(Data items)
•••••

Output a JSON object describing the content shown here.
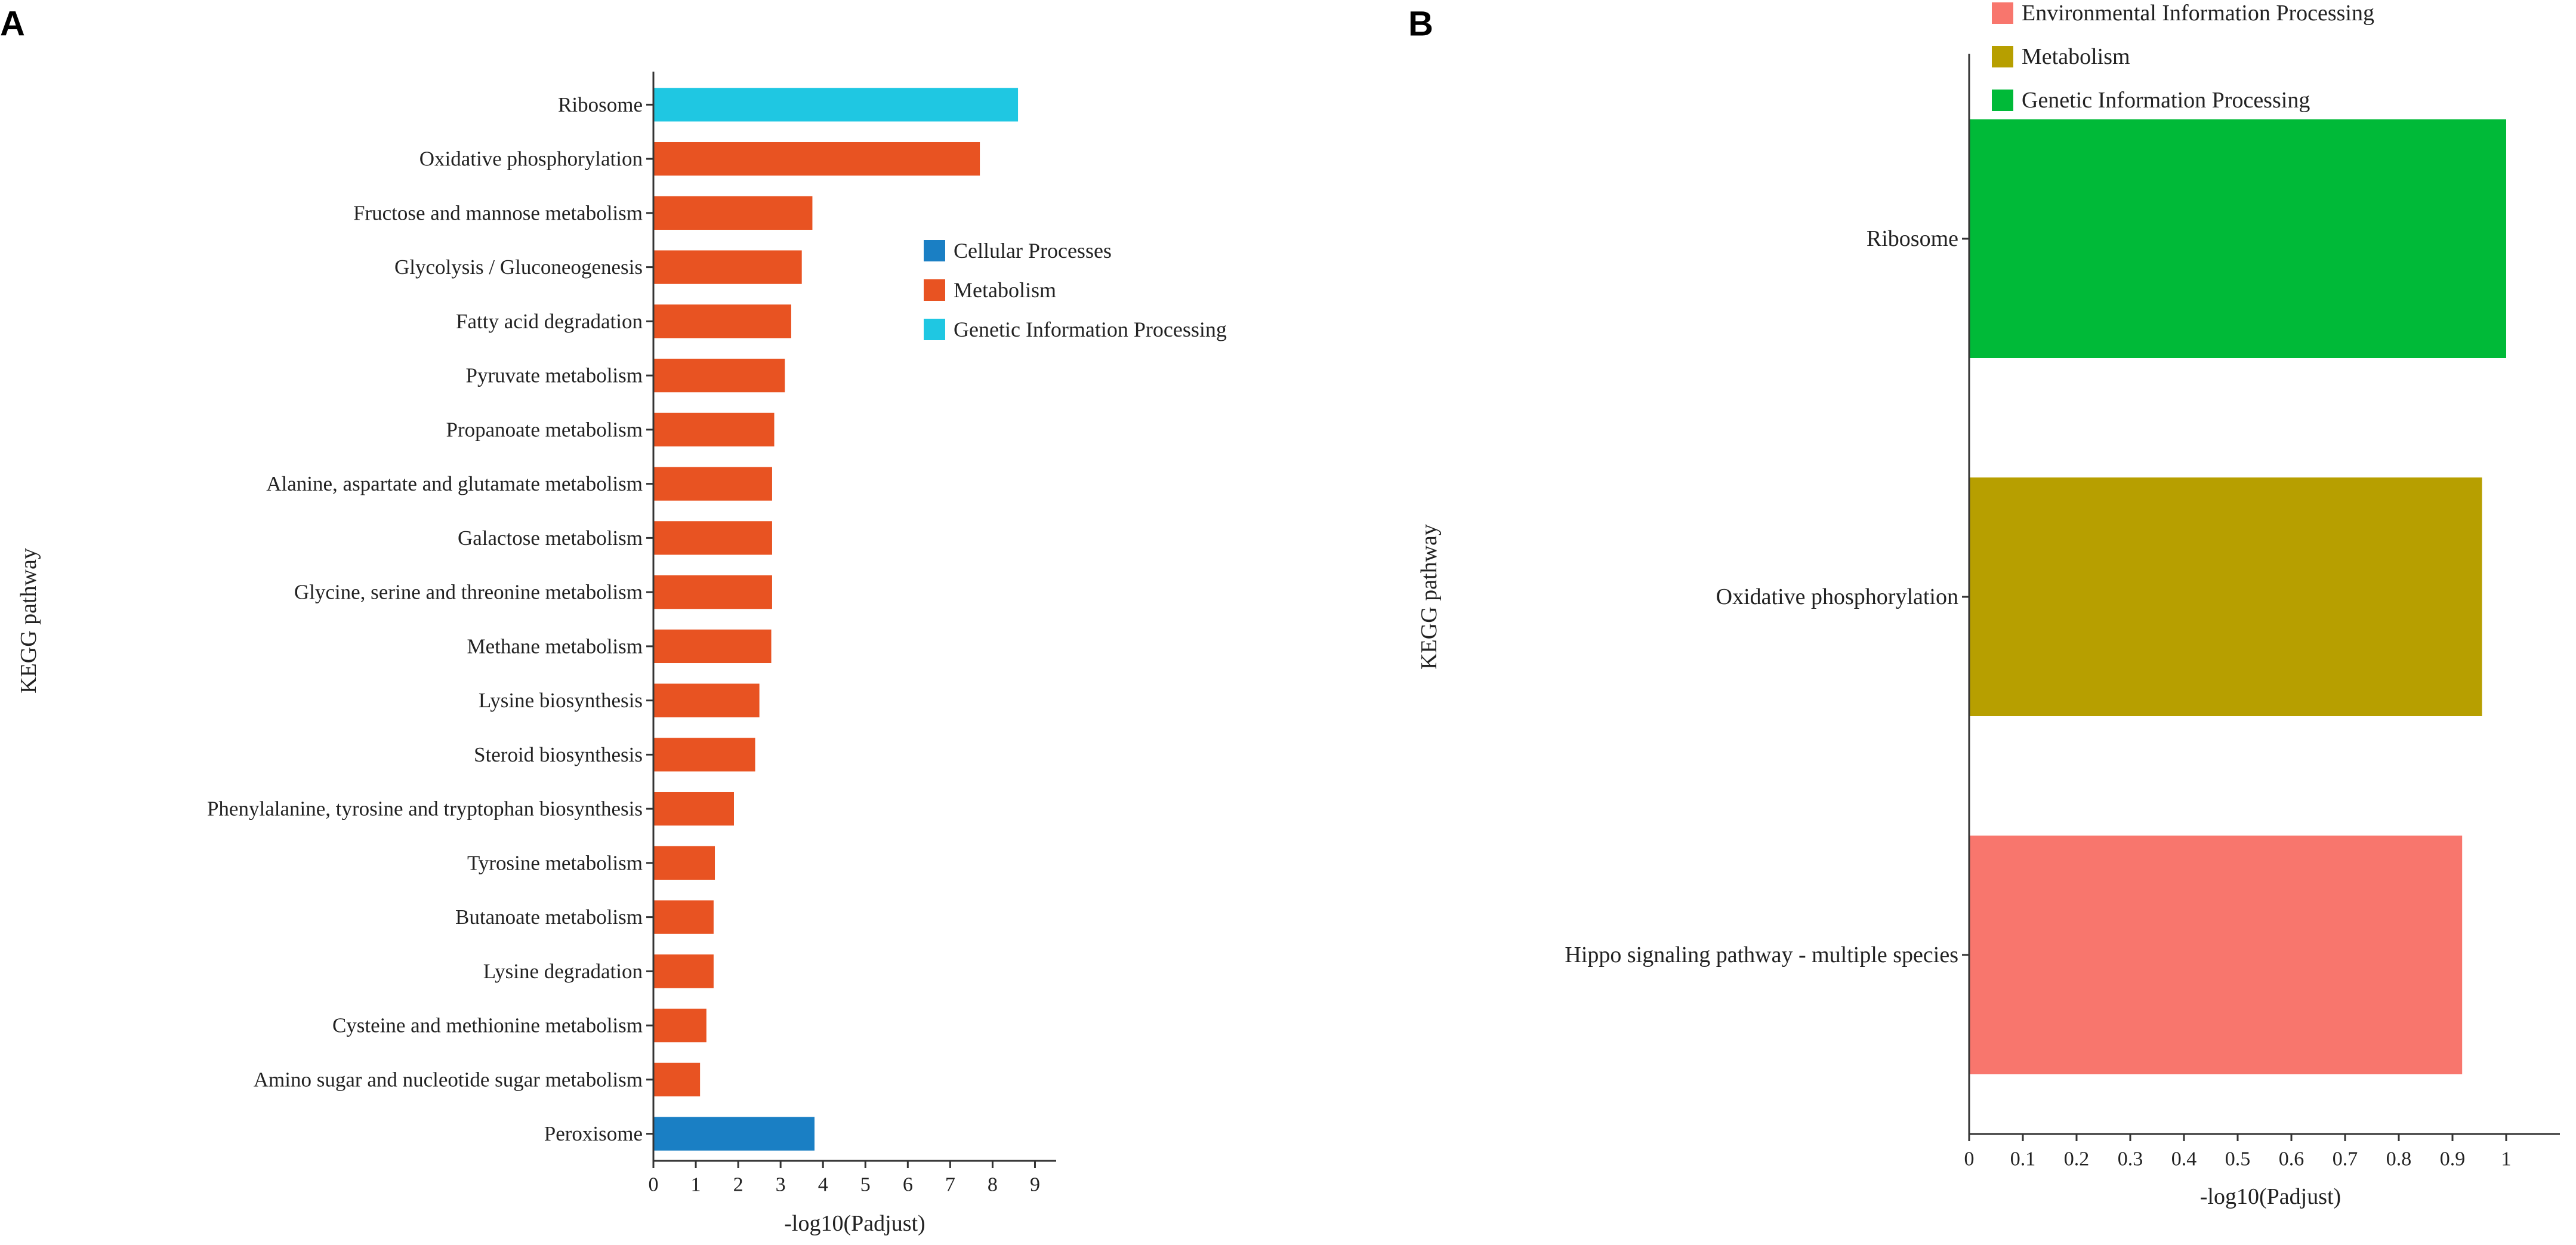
{
  "chart_data": [
    {
      "type": "bar",
      "orientation": "horizontal",
      "panel_label": "A",
      "title": "",
      "xlabel": "-log10(Padjust)",
      "ylabel": "KEGG pathway",
      "xlim": [
        0,
        9.5
      ],
      "xticks": [
        "0",
        "1",
        "2",
        "3",
        "4",
        "5",
        "6",
        "7",
        "8",
        "9"
      ],
      "grid": false,
      "legend_position": "right",
      "legend": [
        {
          "name": "Cellular Processes",
          "color": "#1a7fc4"
        },
        {
          "name": "Metabolism",
          "color": "#e85322"
        },
        {
          "name": "Genetic Information Processing",
          "color": "#1fc7e2"
        }
      ],
      "categories": [
        "Ribosome",
        "Oxidative phosphorylation",
        "Fructose and mannose metabolism",
        "Glycolysis / Gluconeogenesis",
        "Fatty acid degradation",
        "Pyruvate metabolism",
        "Propanoate metabolism",
        "Alanine, aspartate and glutamate metabolism",
        "Galactose metabolism",
        "Glycine, serine and threonine metabolism",
        "Methane metabolism",
        "Lysine biosynthesis",
        "Steroid biosynthesis",
        "Phenylalanine, tyrosine and tryptophan biosynthesis",
        "Tyrosine metabolism",
        "Butanoate metabolism",
        "Lysine degradation",
        "Cysteine and methionine metabolism",
        "Amino sugar and nucleotide sugar metabolism",
        "Peroxisome"
      ],
      "values": [
        8.6,
        7.7,
        3.75,
        3.5,
        3.25,
        3.1,
        2.85,
        2.8,
        2.8,
        2.8,
        2.78,
        2.5,
        2.4,
        1.9,
        1.45,
        1.42,
        1.42,
        1.25,
        1.1,
        3.8
      ],
      "groups": [
        "Genetic Information Processing",
        "Metabolism",
        "Metabolism",
        "Metabolism",
        "Metabolism",
        "Metabolism",
        "Metabolism",
        "Metabolism",
        "Metabolism",
        "Metabolism",
        "Metabolism",
        "Metabolism",
        "Metabolism",
        "Metabolism",
        "Metabolism",
        "Metabolism",
        "Metabolism",
        "Metabolism",
        "Metabolism",
        "Cellular Processes"
      ]
    },
    {
      "type": "bar",
      "orientation": "horizontal",
      "panel_label": "B",
      "title": "",
      "xlabel": "-log10(Padjust)",
      "ylabel": "KEGG pathway",
      "xlim": [
        0,
        1.1
      ],
      "xticks": [
        "0",
        "0.1",
        "0.2",
        "0.3",
        "0.4",
        "0.5",
        "0.6",
        "0.7",
        "0.8",
        "0.9",
        "1"
      ],
      "grid": false,
      "legend_position": "top",
      "legend": [
        {
          "name": "Environmental Information Processing",
          "color": "#f8766d"
        },
        {
          "name": "Metabolism",
          "color": "#b79f00"
        },
        {
          "name": "Genetic Information Processing",
          "color": "#00ba38"
        }
      ],
      "categories": [
        "Ribosome",
        "Oxidative phosphorylation",
        "Hippo signaling pathway - multiple species"
      ],
      "values": [
        1.0,
        0.955,
        0.918
      ],
      "groups": [
        "Genetic Information Processing",
        "Metabolism",
        "Environmental Information Processing"
      ]
    }
  ]
}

•••••

#### [Exercise aim]
Could you retype the records above exactly, omitting the pictures?

#### [The completed task]
Output a JSON object describing the content shown here.
{
  "chart_data": [
    {
      "type": "bar",
      "orientation": "horizontal",
      "panel_label": "A",
      "title": "",
      "xlabel": "-log10(Padjust)",
      "ylabel": "KEGG pathway",
      "xlim": [
        0,
        9.5
      ],
      "xticks": [
        "0",
        "1",
        "2",
        "3",
        "4",
        "5",
        "6",
        "7",
        "8",
        "9"
      ],
      "grid": false,
      "legend_position": "right",
      "legend": [
        {
          "name": "Cellular Processes",
          "color": "#1a7fc4"
        },
        {
          "name": "Metabolism",
          "color": "#e85322"
        },
        {
          "name": "Genetic Information Processing",
          "color": "#1fc7e2"
        }
      ],
      "categories": [
        "Ribosome",
        "Oxidative phosphorylation",
        "Fructose and mannose metabolism",
        "Glycolysis / Gluconeogenesis",
        "Fatty acid degradation",
        "Pyruvate metabolism",
        "Propanoate metabolism",
        "Alanine, aspartate and glutamate metabolism",
        "Galactose metabolism",
        "Glycine, serine and threonine metabolism",
        "Methane metabolism",
        "Lysine biosynthesis",
        "Steroid biosynthesis",
        "Phenylalanine, tyrosine and tryptophan biosynthesis",
        "Tyrosine metabolism",
        "Butanoate metabolism",
        "Lysine degradation",
        "Cysteine and methionine metabolism",
        "Amino sugar and nucleotide sugar metabolism",
        "Peroxisome"
      ],
      "values": [
        8.6,
        7.7,
        3.75,
        3.5,
        3.25,
        3.1,
        2.85,
        2.8,
        2.8,
        2.8,
        2.78,
        2.5,
        2.4,
        1.9,
        1.45,
        1.42,
        1.42,
        1.25,
        1.1,
        3.8
      ],
      "groups": [
        "Genetic Information Processing",
        "Metabolism",
        "Metabolism",
        "Metabolism",
        "Metabolism",
        "Metabolism",
        "Metabolism",
        "Metabolism",
        "Metabolism",
        "Metabolism",
        "Metabolism",
        "Metabolism",
        "Metabolism",
        "Metabolism",
        "Metabolism",
        "Metabolism",
        "Metabolism",
        "Metabolism",
        "Metabolism",
        "Cellular Processes"
      ]
    },
    {
      "type": "bar",
      "orientation": "horizontal",
      "panel_label": "B",
      "title": "",
      "xlabel": "-log10(Padjust)",
      "ylabel": "KEGG pathway",
      "xlim": [
        0,
        1.1
      ],
      "xticks": [
        "0",
        "0.1",
        "0.2",
        "0.3",
        "0.4",
        "0.5",
        "0.6",
        "0.7",
        "0.8",
        "0.9",
        "1"
      ],
      "grid": false,
      "legend_position": "top",
      "legend": [
        {
          "name": "Environmental Information Processing",
          "color": "#f8766d"
        },
        {
          "name": "Metabolism",
          "color": "#b79f00"
        },
        {
          "name": "Genetic Information Processing",
          "color": "#00ba38"
        }
      ],
      "categories": [
        "Ribosome",
        "Oxidative phosphorylation",
        "Hippo signaling pathway - multiple species"
      ],
      "values": [
        1.0,
        0.955,
        0.918
      ],
      "groups": [
        "Genetic Information Processing",
        "Metabolism",
        "Environmental Information Processing"
      ]
    }
  ]
}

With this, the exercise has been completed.